Task instructions: Retype the records that come next, word for word.

Chart and figure data:
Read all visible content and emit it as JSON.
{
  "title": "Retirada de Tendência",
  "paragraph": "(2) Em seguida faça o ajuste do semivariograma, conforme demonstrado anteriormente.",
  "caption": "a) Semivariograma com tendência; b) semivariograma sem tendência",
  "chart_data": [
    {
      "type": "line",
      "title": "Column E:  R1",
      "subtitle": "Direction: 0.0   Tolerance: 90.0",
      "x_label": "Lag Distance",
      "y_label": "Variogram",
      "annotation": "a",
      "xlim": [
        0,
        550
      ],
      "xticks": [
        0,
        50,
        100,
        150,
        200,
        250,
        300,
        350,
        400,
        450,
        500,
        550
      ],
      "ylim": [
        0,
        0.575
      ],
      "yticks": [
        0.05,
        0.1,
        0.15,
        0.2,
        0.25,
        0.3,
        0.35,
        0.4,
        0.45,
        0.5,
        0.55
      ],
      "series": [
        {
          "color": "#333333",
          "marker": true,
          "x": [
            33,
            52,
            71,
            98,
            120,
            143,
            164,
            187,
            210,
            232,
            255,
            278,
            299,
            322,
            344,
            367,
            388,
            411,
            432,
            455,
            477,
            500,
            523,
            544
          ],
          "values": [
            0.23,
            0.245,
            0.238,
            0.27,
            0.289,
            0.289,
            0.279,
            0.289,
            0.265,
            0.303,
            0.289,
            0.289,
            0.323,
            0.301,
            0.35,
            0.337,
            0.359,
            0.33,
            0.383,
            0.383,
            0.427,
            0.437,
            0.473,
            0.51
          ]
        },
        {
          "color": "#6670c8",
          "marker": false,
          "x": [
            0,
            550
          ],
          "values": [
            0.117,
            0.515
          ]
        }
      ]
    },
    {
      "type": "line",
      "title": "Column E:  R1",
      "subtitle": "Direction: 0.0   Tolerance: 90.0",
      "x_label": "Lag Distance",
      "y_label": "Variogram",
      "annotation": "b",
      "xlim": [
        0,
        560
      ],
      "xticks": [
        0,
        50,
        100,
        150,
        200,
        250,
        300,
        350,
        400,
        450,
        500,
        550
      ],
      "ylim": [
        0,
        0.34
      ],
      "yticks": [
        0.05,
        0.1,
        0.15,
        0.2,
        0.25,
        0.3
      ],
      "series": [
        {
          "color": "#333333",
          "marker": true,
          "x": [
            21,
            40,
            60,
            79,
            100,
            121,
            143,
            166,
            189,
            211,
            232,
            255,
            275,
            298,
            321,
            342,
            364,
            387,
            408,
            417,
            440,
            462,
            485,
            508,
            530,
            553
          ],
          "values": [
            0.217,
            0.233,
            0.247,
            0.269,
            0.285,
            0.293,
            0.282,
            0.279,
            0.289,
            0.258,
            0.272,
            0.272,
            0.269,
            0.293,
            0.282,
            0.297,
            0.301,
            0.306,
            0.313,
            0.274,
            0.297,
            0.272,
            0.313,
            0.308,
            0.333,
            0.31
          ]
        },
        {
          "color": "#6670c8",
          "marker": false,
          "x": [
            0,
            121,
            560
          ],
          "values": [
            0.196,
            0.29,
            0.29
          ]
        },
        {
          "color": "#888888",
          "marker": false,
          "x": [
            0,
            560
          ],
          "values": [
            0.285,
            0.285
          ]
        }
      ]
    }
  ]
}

Finished exercise:
Read all visible content and emit it as JSON.
{
  "title": "Retirada de Tendência",
  "paragraph": "(2) Em seguida faça o ajuste do semivariograma, conforme demonstrado anteriormente.",
  "caption": "a) Semivariograma com tendência; b) semivariograma sem tendência",
  "chart_data": [
    {
      "type": "line",
      "title": "Column E:  R1",
      "subtitle": "Direction: 0.0   Tolerance: 90.0",
      "x_label": "Lag Distance",
      "y_label": "Variogram",
      "annotation": "a",
      "xlim": [
        0,
        550
      ],
      "xticks": [
        0,
        50,
        100,
        150,
        200,
        250,
        300,
        350,
        400,
        450,
        500,
        550
      ],
      "ylim": [
        0,
        0.575
      ],
      "yticks": [
        0.05,
        0.1,
        0.15,
        0.2,
        0.25,
        0.3,
        0.35,
        0.4,
        0.45,
        0.5,
        0.55
      ],
      "series": [
        {
          "color": "#333333",
          "marker": true,
          "x": [
            33,
            52,
            71,
            98,
            120,
            143,
            164,
            187,
            210,
            232,
            255,
            278,
            299,
            322,
            344,
            367,
            388,
            411,
            432,
            455,
            477,
            500,
            523,
            544
          ],
          "values": [
            0.23,
            0.245,
            0.238,
            0.27,
            0.289,
            0.289,
            0.279,
            0.289,
            0.265,
            0.303,
            0.289,
            0.289,
            0.323,
            0.301,
            0.35,
            0.337,
            0.359,
            0.33,
            0.383,
            0.383,
            0.427,
            0.437,
            0.473,
            0.51
          ]
        },
        {
          "color": "#6670c8",
          "marker": false,
          "x": [
            0,
            550
          ],
          "values": [
            0.117,
            0.515
          ]
        }
      ]
    },
    {
      "type": "line",
      "title": "Column E:  R1",
      "subtitle": "Direction: 0.0   Tolerance: 90.0",
      "x_label": "Lag Distance",
      "y_label": "Variogram",
      "annotation": "b",
      "xlim": [
        0,
        560
      ],
      "xticks": [
        0,
        50,
        100,
        150,
        200,
        250,
        300,
        350,
        400,
        450,
        500,
        550
      ],
      "ylim": [
        0,
        0.34
      ],
      "yticks": [
        0.05,
        0.1,
        0.15,
        0.2,
        0.25,
        0.3
      ],
      "series": [
        {
          "color": "#333333",
          "marker": true,
          "x": [
            21,
            40,
            60,
            79,
            100,
            121,
            143,
            166,
            189,
            211,
            232,
            255,
            275,
            298,
            321,
            342,
            364,
            387,
            408,
            417,
            440,
            462,
            485,
            508,
            530,
            553
          ],
          "values": [
            0.217,
            0.233,
            0.247,
            0.269,
            0.285,
            0.293,
            0.282,
            0.279,
            0.289,
            0.258,
            0.272,
            0.272,
            0.269,
            0.293,
            0.282,
            0.297,
            0.301,
            0.306,
            0.313,
            0.274,
            0.297,
            0.272,
            0.313,
            0.308,
            0.333,
            0.31
          ]
        },
        {
          "color": "#6670c8",
          "marker": false,
          "x": [
            0,
            121,
            560
          ],
          "values": [
            0.196,
            0.29,
            0.29
          ]
        },
        {
          "color": "#888888",
          "marker": false,
          "x": [
            0,
            560
          ],
          "values": [
            0.285,
            0.285
          ]
        }
      ]
    }
  ]
}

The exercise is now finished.